- _WRITTEN INSTRUCTION_
How many lines in the records below contain the word "name"? Give only the number.

- _MATERIAL SHOWN_
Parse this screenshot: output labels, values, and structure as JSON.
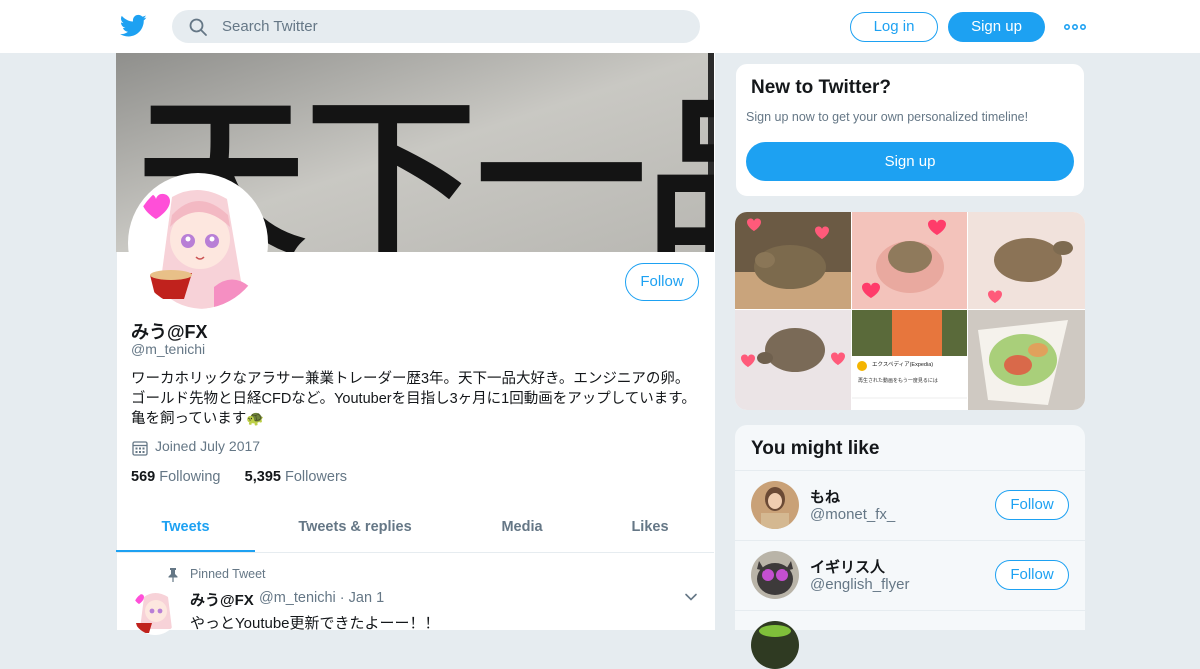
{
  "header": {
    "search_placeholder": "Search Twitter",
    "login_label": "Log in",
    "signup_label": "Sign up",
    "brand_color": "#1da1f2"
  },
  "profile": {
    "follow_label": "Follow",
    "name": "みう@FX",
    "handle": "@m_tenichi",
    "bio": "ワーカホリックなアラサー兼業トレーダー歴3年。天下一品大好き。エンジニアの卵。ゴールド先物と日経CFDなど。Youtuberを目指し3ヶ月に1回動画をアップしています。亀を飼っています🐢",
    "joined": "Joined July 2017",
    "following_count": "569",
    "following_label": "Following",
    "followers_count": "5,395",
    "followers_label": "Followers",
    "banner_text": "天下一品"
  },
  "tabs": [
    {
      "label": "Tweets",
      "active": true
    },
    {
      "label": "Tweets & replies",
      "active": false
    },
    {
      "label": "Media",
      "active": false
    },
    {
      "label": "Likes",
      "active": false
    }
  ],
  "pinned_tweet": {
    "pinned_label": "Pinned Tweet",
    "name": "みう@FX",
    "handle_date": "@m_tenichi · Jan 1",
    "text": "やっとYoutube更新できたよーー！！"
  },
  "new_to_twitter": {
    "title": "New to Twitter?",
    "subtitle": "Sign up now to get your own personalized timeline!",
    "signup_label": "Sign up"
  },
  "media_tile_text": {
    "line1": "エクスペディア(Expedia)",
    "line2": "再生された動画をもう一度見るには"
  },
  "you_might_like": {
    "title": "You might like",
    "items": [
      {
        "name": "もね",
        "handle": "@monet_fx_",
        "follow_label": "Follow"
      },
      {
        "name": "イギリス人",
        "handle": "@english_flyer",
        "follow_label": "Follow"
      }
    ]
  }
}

- _RESULT OF THIS TASK_
4